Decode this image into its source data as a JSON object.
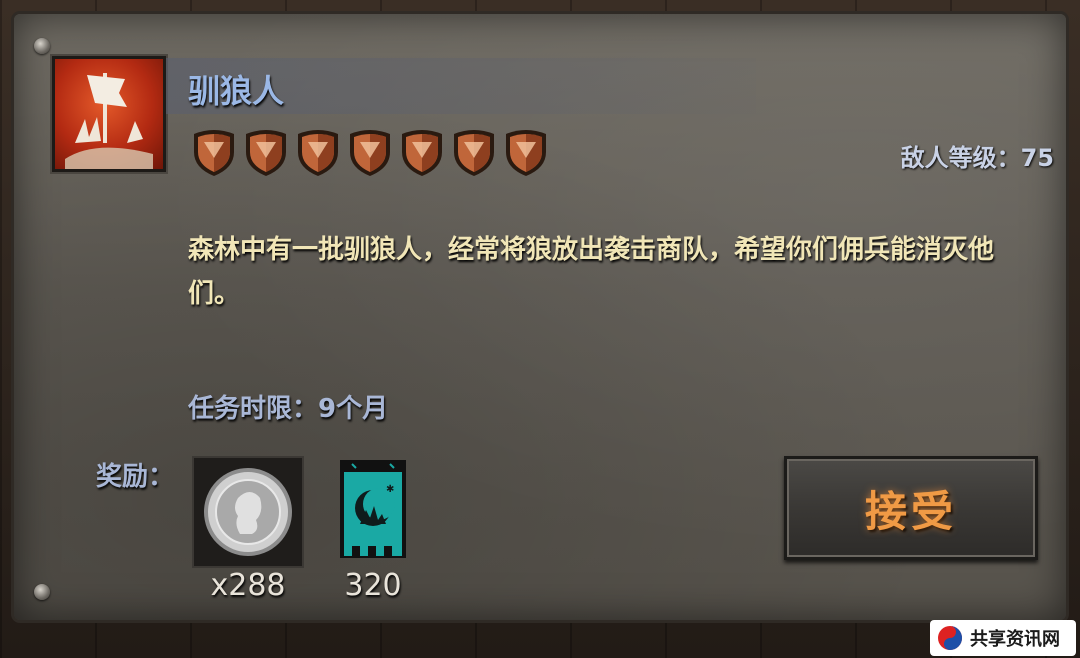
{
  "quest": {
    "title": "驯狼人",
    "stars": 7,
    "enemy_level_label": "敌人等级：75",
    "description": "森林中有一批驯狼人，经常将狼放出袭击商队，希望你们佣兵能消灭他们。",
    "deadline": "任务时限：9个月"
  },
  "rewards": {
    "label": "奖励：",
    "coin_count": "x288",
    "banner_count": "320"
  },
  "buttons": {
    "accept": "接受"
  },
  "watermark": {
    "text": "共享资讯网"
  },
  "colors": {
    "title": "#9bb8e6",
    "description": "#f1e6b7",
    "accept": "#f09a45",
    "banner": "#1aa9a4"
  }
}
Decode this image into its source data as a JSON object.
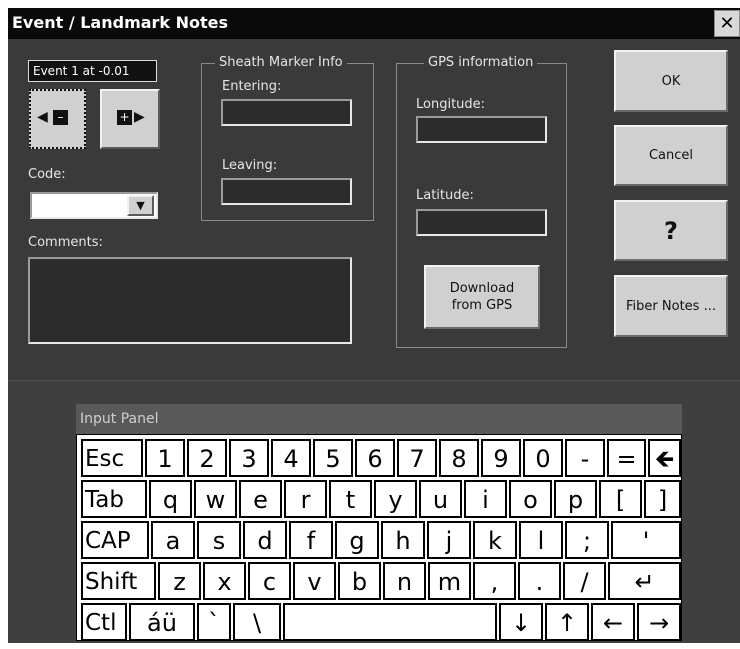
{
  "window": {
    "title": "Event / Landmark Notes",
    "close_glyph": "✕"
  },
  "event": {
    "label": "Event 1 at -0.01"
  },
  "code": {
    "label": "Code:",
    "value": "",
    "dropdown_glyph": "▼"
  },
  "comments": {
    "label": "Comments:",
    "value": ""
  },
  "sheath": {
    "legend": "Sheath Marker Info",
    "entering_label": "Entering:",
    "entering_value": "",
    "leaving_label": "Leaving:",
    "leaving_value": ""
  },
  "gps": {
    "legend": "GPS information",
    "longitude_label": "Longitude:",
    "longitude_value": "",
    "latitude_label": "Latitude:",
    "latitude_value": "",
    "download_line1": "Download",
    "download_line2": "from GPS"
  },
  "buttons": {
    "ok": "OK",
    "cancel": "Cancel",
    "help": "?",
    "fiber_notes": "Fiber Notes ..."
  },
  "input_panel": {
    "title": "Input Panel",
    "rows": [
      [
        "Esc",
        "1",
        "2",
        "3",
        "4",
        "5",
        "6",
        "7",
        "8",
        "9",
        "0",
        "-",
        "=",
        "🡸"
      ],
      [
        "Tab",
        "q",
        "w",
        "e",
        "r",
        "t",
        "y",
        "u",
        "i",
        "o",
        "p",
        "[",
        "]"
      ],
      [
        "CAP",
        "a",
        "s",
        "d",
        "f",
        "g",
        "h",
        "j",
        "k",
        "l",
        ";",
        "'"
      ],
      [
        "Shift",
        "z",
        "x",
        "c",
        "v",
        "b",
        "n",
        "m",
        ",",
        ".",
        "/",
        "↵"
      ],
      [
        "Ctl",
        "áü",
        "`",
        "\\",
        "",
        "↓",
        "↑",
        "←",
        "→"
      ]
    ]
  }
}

*-*-*

Directions for this task >>
Search the data for "title" and list every line in which it occurs.

Written response >>
    "title": "驯狼人",
    "title": "#9bb8e6",
    "title": "Event / Landmark Notes",
    "title": "Input Panel",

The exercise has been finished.